[WHAT NEEDS TO BE DONE]
Only lines holding the word "Тайм" should be copied from the material.

[DATA RECORDS]
Start

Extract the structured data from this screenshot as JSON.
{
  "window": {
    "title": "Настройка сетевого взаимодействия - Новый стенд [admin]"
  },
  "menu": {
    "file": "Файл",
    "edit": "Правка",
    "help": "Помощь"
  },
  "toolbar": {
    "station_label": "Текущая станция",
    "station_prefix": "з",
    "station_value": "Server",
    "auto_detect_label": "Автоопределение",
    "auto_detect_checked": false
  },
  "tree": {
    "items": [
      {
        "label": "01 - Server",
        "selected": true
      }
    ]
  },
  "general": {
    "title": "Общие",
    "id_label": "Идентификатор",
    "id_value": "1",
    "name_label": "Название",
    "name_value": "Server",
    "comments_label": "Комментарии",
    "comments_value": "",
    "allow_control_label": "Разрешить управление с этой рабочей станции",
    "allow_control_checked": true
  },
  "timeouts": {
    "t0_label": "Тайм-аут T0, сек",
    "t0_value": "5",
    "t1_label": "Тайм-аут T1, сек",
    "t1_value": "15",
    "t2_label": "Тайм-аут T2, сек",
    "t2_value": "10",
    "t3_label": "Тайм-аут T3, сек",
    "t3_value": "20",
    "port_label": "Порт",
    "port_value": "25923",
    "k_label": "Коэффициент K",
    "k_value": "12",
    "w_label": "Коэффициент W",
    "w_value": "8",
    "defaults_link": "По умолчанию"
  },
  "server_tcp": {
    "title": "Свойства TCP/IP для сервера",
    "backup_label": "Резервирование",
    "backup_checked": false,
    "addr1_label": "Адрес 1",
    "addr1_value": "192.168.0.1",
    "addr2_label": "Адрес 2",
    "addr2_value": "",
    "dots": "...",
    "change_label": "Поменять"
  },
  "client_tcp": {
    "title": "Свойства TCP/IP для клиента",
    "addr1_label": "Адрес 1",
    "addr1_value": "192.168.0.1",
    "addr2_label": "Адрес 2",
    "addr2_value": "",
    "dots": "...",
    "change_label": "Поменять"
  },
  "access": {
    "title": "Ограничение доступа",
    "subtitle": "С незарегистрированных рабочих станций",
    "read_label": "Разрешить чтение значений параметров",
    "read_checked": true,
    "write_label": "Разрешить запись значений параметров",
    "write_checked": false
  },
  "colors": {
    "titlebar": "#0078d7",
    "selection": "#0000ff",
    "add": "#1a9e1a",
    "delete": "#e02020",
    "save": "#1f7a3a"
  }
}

End

[SOLUTION TO THE EXERCISE]
    "t0_label": "Тайм-аут T0, сек",
    "t1_label": "Тайм-аут T1, сек",
    "t2_label": "Тайм-аут T2, сек",
    "t3_label": "Тайм-аут T3, сек",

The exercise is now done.